■ SHORT PROBLEM: Identify every line in the records below that contains the word "services", and reproduce each one.

(Source records)
· · · · ·

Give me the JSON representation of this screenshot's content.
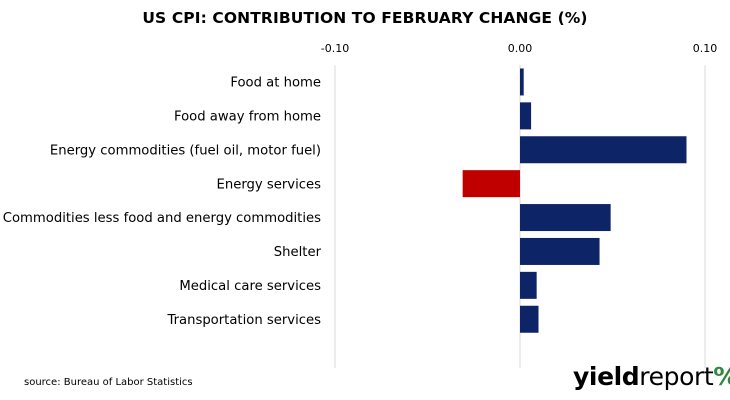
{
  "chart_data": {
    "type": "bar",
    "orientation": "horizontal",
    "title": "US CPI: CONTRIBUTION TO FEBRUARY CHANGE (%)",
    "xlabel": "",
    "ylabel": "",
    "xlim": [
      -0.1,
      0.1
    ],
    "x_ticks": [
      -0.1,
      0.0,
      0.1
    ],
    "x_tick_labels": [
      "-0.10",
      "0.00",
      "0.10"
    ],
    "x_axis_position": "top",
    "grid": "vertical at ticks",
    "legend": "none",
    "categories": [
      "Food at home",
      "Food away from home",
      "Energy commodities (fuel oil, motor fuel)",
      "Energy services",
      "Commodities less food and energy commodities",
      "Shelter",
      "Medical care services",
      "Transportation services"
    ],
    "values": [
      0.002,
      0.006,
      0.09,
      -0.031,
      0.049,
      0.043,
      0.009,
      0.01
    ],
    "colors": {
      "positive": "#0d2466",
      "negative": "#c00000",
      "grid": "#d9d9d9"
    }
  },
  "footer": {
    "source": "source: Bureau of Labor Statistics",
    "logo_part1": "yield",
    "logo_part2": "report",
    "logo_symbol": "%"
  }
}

· · · · ·

■ TASK RESPONSE:
      "Energy services",
      "Medical care services",
      "Transportation services"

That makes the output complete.